## Set task
List, from the lines below, each one with "содержащие" in it.

## Material shown
>> Begin

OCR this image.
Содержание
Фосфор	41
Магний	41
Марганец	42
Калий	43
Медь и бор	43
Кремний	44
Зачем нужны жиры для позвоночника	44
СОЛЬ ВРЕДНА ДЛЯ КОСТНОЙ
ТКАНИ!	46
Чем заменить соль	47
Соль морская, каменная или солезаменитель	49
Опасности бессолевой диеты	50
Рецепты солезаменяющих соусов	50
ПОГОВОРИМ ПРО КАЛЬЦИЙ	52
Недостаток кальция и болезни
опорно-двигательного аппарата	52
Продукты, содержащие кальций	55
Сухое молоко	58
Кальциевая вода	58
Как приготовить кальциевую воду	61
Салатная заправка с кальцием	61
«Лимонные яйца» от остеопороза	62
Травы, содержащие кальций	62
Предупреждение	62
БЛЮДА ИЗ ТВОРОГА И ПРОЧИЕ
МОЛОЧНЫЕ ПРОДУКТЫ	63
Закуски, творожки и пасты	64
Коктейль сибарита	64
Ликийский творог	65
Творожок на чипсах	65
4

>> End

## Result for this task
Продукты, содержащие кальций	55
Травы, содержащие кальций	62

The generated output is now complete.